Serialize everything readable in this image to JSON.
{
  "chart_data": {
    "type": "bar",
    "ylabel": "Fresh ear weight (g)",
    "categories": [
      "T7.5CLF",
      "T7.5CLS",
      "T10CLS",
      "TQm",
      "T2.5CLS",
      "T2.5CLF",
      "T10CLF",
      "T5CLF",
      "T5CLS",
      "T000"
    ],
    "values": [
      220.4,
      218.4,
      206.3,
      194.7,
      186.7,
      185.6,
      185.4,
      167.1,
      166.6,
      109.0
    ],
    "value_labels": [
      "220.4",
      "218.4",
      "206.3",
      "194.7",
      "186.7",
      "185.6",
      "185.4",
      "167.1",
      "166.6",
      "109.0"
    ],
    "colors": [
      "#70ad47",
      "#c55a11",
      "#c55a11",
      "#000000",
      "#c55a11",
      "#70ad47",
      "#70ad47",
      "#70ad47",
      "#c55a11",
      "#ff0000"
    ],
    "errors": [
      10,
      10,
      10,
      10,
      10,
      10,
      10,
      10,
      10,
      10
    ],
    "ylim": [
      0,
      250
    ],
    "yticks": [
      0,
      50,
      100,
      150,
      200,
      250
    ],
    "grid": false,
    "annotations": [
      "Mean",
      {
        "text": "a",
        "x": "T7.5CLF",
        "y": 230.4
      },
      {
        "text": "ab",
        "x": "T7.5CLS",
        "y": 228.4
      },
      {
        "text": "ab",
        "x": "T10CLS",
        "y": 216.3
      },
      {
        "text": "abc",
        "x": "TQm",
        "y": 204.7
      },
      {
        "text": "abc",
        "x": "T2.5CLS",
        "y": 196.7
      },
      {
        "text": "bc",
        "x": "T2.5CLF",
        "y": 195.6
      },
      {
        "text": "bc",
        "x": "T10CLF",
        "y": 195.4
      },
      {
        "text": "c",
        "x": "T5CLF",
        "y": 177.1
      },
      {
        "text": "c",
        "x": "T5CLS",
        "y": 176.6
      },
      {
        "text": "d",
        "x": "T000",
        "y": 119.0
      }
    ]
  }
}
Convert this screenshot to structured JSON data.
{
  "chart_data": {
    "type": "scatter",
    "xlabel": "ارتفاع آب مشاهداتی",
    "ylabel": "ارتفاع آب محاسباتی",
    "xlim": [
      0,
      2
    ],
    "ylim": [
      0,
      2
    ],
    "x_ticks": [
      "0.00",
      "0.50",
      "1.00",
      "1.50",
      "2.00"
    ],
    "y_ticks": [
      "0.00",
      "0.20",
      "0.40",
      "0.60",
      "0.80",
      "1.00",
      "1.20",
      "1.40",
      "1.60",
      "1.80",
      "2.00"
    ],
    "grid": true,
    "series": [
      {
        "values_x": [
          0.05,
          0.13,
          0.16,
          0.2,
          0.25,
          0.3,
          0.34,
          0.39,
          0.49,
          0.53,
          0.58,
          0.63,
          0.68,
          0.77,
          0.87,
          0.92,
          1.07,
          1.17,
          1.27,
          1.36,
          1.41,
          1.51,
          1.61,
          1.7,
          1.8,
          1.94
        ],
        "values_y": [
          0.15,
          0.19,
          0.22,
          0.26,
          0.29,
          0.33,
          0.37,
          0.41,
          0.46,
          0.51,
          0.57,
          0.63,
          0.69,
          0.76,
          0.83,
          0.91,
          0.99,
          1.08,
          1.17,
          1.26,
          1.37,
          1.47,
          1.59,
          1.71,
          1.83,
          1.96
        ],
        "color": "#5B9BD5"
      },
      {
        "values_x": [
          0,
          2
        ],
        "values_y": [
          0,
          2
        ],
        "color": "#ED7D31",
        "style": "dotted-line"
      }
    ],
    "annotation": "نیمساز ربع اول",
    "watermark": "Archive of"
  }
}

Task statement: Transcribe the material above word for word.

Problem solution:
Serialize everything readable in this image to JSON.
{
  "chart_data": {
    "type": "bar",
    "ylabel": "Fresh ear weight (g)",
    "categories": [
      "T7.5CLF",
      "T7.5CLS",
      "T10CLS",
      "TQm",
      "T2.5CLS",
      "T2.5CLF",
      "T10CLF",
      "T5CLF",
      "T5CLS",
      "T000"
    ],
    "values": [
      220.4,
      218.4,
      206.3,
      194.7,
      186.7,
      185.6,
      185.4,
      167.1,
      166.6,
      109.0
    ],
    "value_labels": [
      "220.4",
      "218.4",
      "206.3",
      "194.7",
      "186.7",
      "185.6",
      "185.4",
      "167.1",
      "166.6",
      "109.0"
    ],
    "colors": [
      "#70ad47",
      "#c55a11",
      "#c55a11",
      "#000000",
      "#c55a11",
      "#70ad47",
      "#70ad47",
      "#70ad47",
      "#c55a11",
      "#ff0000"
    ],
    "errors": [
      10,
      10,
      10,
      10,
      10,
      10,
      10,
      10,
      10,
      10
    ],
    "ylim": [
      0,
      250
    ],
    "yticks": [
      0,
      50,
      100,
      150,
      200,
      250
    ],
    "grid": false,
    "annotations": [
      "Mean",
      {
        "text": "a",
        "x": "T7.5CLF",
        "y": 230.4
      },
      {
        "text": "ab",
        "x": "T7.5CLS",
        "y": 228.4
      },
      {
        "text": "ab",
        "x": "T10CLS",
        "y": 216.3
      },
      {
        "text": "abc",
        "x": "TQm",
        "y": 204.7
      },
      {
        "text": "abc",
        "x": "T2.5CLS",
        "y": 196.7
      },
      {
        "text": "bc",
        "x": "T2.5CLF",
        "y": 195.6
      },
      {
        "text": "bc",
        "x": "T10CLF",
        "y": 195.4
      },
      {
        "text": "c",
        "x": "T5CLF",
        "y": 177.1
      },
      {
        "text": "c",
        "x": "T5CLS",
        "y": 176.6
      },
      {
        "text": "d",
        "x": "T000",
        "y": 119.0
      }
    ]
  }
}
Convert this screenshot to structured JSON data.
{
  "chart_data": {
    "type": "scatter",
    "xlabel": "ارتفاع آب مشاهداتی",
    "ylabel": "ارتفاع آب محاسباتی",
    "xlim": [
      0,
      2
    ],
    "ylim": [
      0,
      2
    ],
    "x_ticks": [
      "0.00",
      "0.50",
      "1.00",
      "1.50",
      "2.00"
    ],
    "y_ticks": [
      "0.00",
      "0.20",
      "0.40",
      "0.60",
      "0.80",
      "1.00",
      "1.20",
      "1.40",
      "1.60",
      "1.80",
      "2.00"
    ],
    "grid": true,
    "series": [
      {
        "values_x": [
          0.05,
          0.13,
          0.16,
          0.2,
          0.25,
          0.3,
          0.34,
          0.39,
          0.49,
          0.53,
          0.58,
          0.63,
          0.68,
          0.77,
          0.87,
          0.92,
          1.07,
          1.17,
          1.27,
          1.36,
          1.41,
          1.51,
          1.61,
          1.7,
          1.8,
          1.94
        ],
        "values_y": [
          0.15,
          0.19,
          0.22,
          0.26,
          0.29,
          0.33,
          0.37,
          0.41,
          0.46,
          0.51,
          0.57,
          0.63,
          0.69,
          0.76,
          0.83,
          0.91,
          0.99,
          1.08,
          1.17,
          1.26,
          1.37,
          1.47,
          1.59,
          1.71,
          1.83,
          1.96
        ],
        "color": "#5B9BD5"
      },
      {
        "values_x": [
          0,
          2
        ],
        "values_y": [
          0,
          2
        ],
        "color": "#ED7D31",
        "style": "dotted-line"
      }
    ],
    "annotation": "نیمساز ربع اول",
    "watermark": "Archive of"
  }
}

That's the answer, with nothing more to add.